───── Data in this exercise
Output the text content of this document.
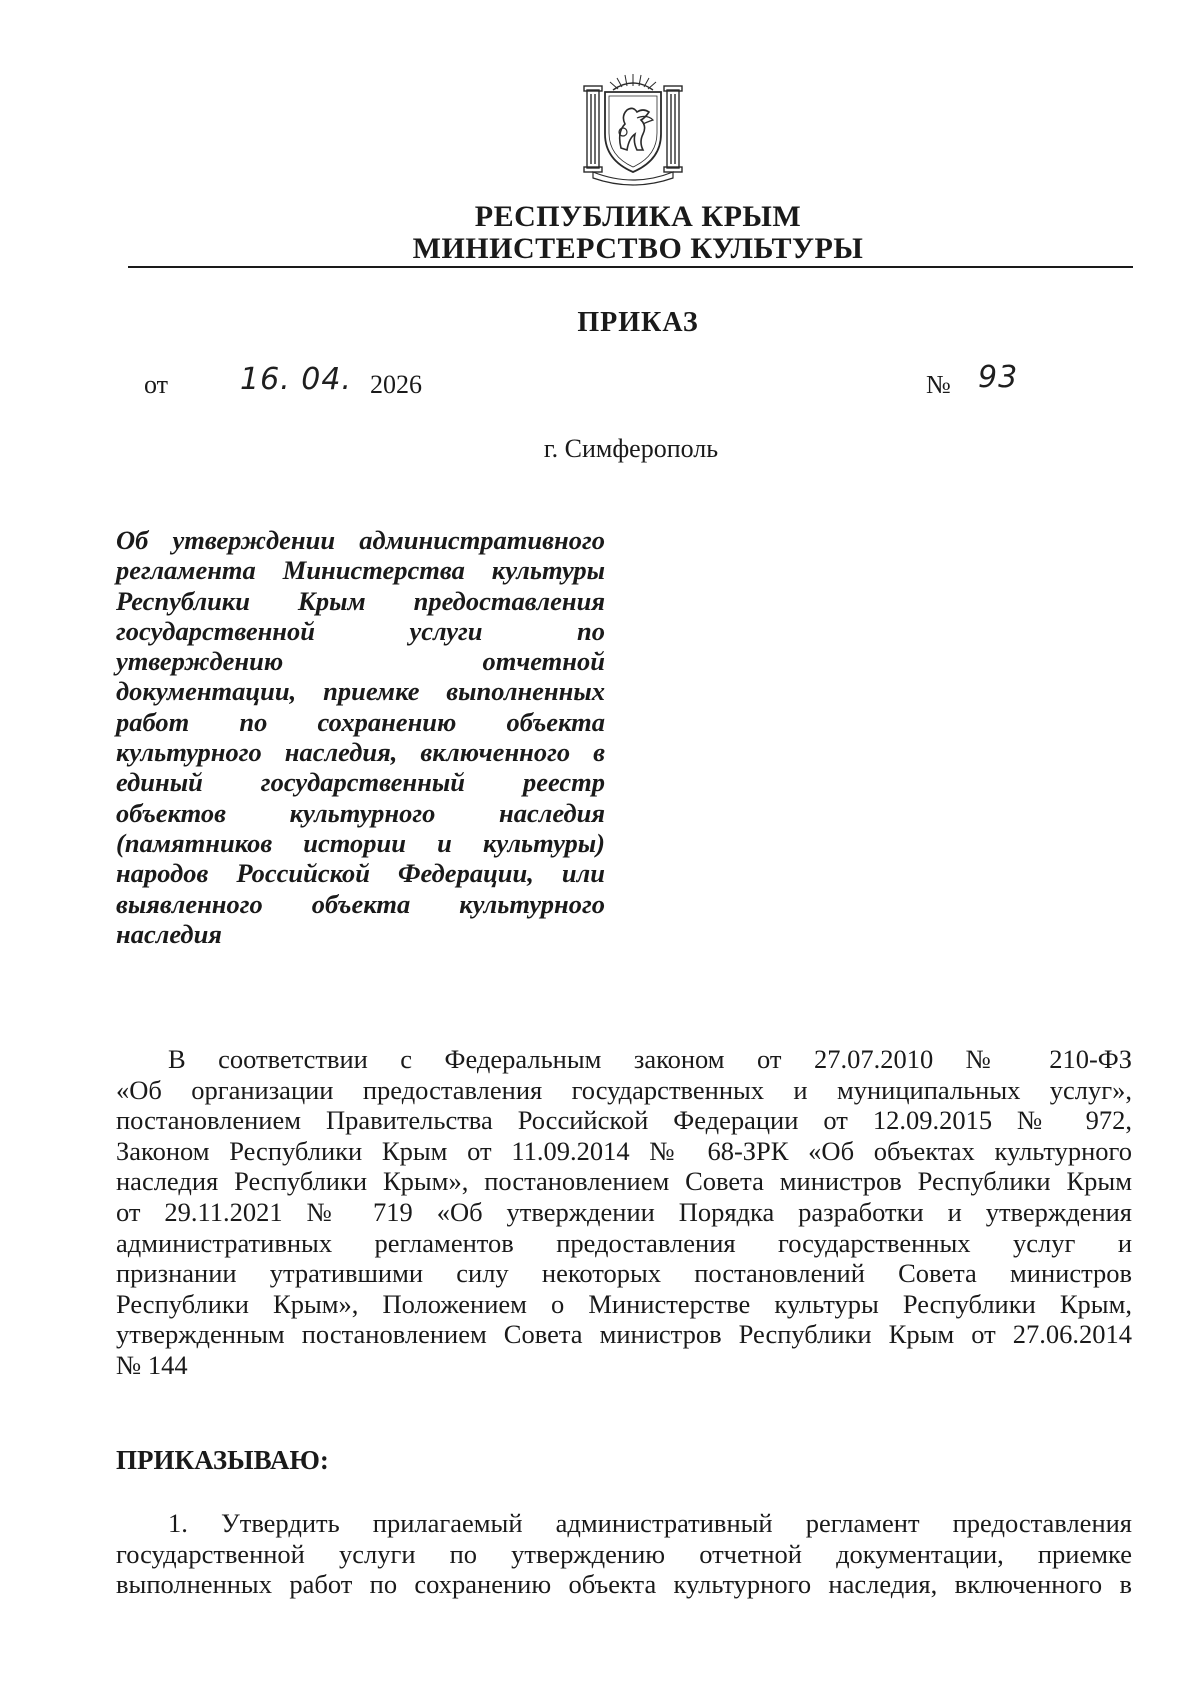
РЕСПУБЛИКА КРЫМ
МИНИСТЕРСТВО КУЛЬТУРЫ
ПРИКАЗ
от 16. 04. 2026	№ 93
г. Симферополь
Об утверждении административного
регламента Министерства культуры
Республики Крым предоставления
государственной услуги по
утверждению отчетной
документации, приемке выполненных
работ по сохранению объекта
культурного наследия, включенного в
единый государственный реестр
объектов культурного наследия
(памятников истории и культуры)
народов Российской Федерации, или
выявленного объекта культурного
наследия
В соответствии с Федеральным законом от 27.07.2010 № 210-ФЗ
«Об организации предоставления государственных и муниципальных услуг»,
постановлением Правительства Российской Федерации от 12.09.2015 № 972,
Законом Республики Крым от 11.09.2014 № 68-ЗРК «Об объектах культурного
наследия Республики Крым», постановлением Совета министров Республики Крым
от 29.11.2021 № 719 «Об утверждении Порядка разработки и утверждения
административных регламентов предоставления государственных услуг и
признании утратившими силу некоторых постановлений Совета министров
Республики Крым», Положением о Министерстве культуры Республики Крым,
утвержденным постановлением Совета министров Республики Крым от 27.06.2014
№ 144
ПРИКАЗЫВАЮ:
1. Утвердить прилагаемый административный регламент предоставления
государственной услуги по утверждению отчетной документации, приемке
выполненных работ по сохранению объекта культурного наследия, включенного в
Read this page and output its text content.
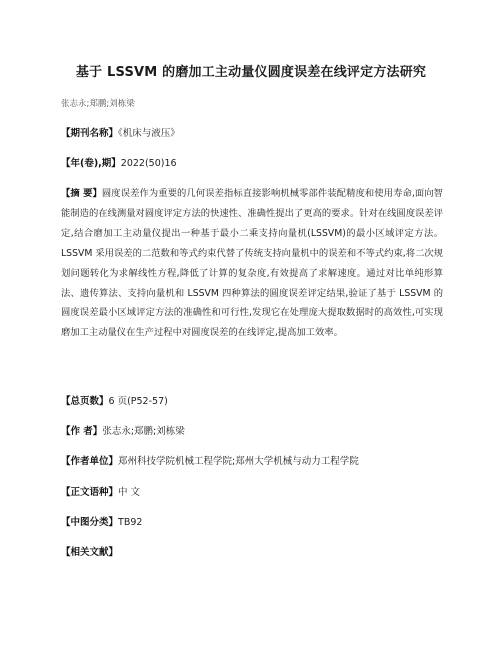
基于 LSSVM 的磨加工主动量仪圆度误差在线评定方法研究
张志永;郑鹏;刘栋梁
【期刊名称】《机床与液压》
【年(卷),期】2022(50)16
【摘 要】圆度误差作为重要的几何误差指标直接影响机械零部件装配精度和使用寿命,面向智能制造的在线测量对圆度评定方法的快速性、准确性提出了更高的要求。针对在线圆度误差评定,结合磨加工主动量仪提出一种基于最小二乘支持向量机(LSSVM)的最小区域评定方法。LSSVM 采用误差的二范数和等式约束代替了传统支持向量机中的误差和不等式约束,将二次规划问题转化为求解线性方程,降低了计算的复杂度,有效提高了求解速度。通过对比单纯形算法、遗传算法、支持向量机和 LSSVM 四种算法的圆度误差评定结果,验证了基于 LSSVM 的圆度误差最小区域评定方法的准确性和可行性,发现它在处理庞大提取数据时的高效性,可实现磨加工主动量仪在生产过程中对圆度误差的在线评定,提高加工效率。
【总页数】6 页(P52-57)
【作 者】张志永;郑鹏;刘栋梁
【作者单位】郑州科技学院机械工程学院;郑州大学机械与动力工程学院
【正文语种】中 文
【中图分类】TB92
【相关文献】
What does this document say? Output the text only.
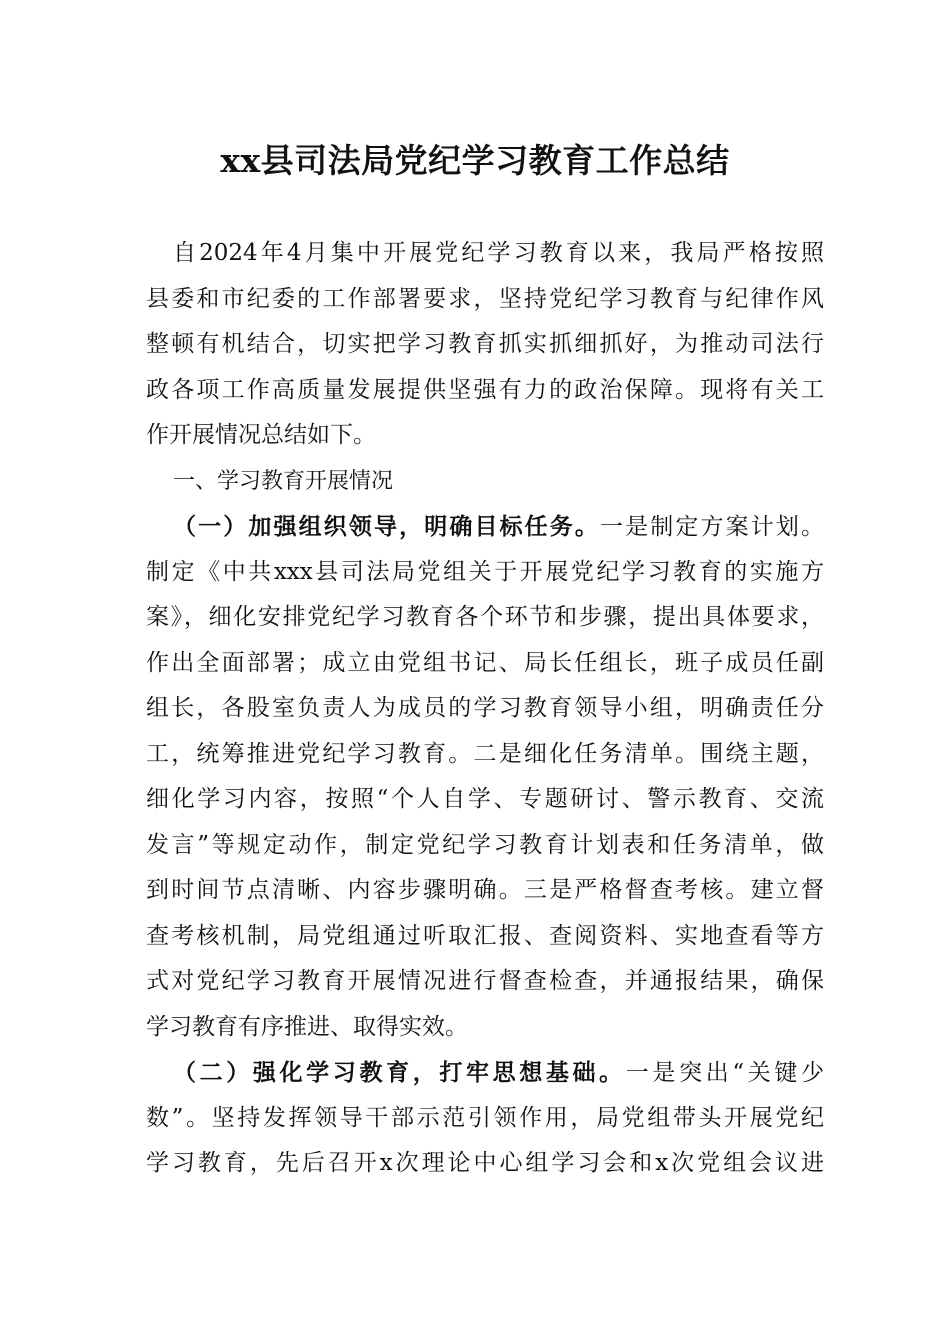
xx县司法局党纪学习教育工作总结
自2024年4月集中开展党纪学习教育以来，我局严格按照
县委和市纪委的工作部署要求，坚持党纪学习教育与纪律作风
整顿有机结合，切实把学习教育抓实抓细抓好，为推动司法行
政各项工作高质量发展提供坚强有力的政治保障。现将有关工
作开展情况总结如下。
一、学习教育开展情况
（一）加强组织领导，明确目标任务。一是制定方案计划。
制定《中共xxx县司法局党组关于开展党纪学习教育的实施方
案》，细化安排党纪学习教育各个环节和步骤，提出具体要求，
作出全面部署；成立由党组书记、局长任组长，班子成员任副
组长，各股室负责人为成员的学习教育领导小组，明确责任分
工，统筹推进党纪学习教育。二是细化任务清单。围绕主题，
细化学习内容，按照“个人自学、专题研讨、警示教育、交流
发言”等规定动作，制定党纪学习教育计划表和任务清单，做
到时间节点清晰、内容步骤明确。三是严格督查考核。建立督
查考核机制，局党组通过听取汇报、查阅资料、实地查看等方
式对党纪学习教育开展情况进行督查检查，并通报结果，确保
学习教育有序推进、取得实效。
（二）强化学习教育，打牢思想基础。一是突出“关键少
数”。坚持发挥领导干部示范引领作用，局党组带头开展党纪
学习教育，先后召开x次理论中心组学习会和x次党组会议进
──────────
Locate the word "министров" in the records above, and return each line that has it.

**Response**.
наследия Республики Крым», постановлением Совета министров Республики Крым
признании утратившими силу некоторых постановлений Совета министров
утвержденным постановлением Совета министров Республики Крым от 27.06.2014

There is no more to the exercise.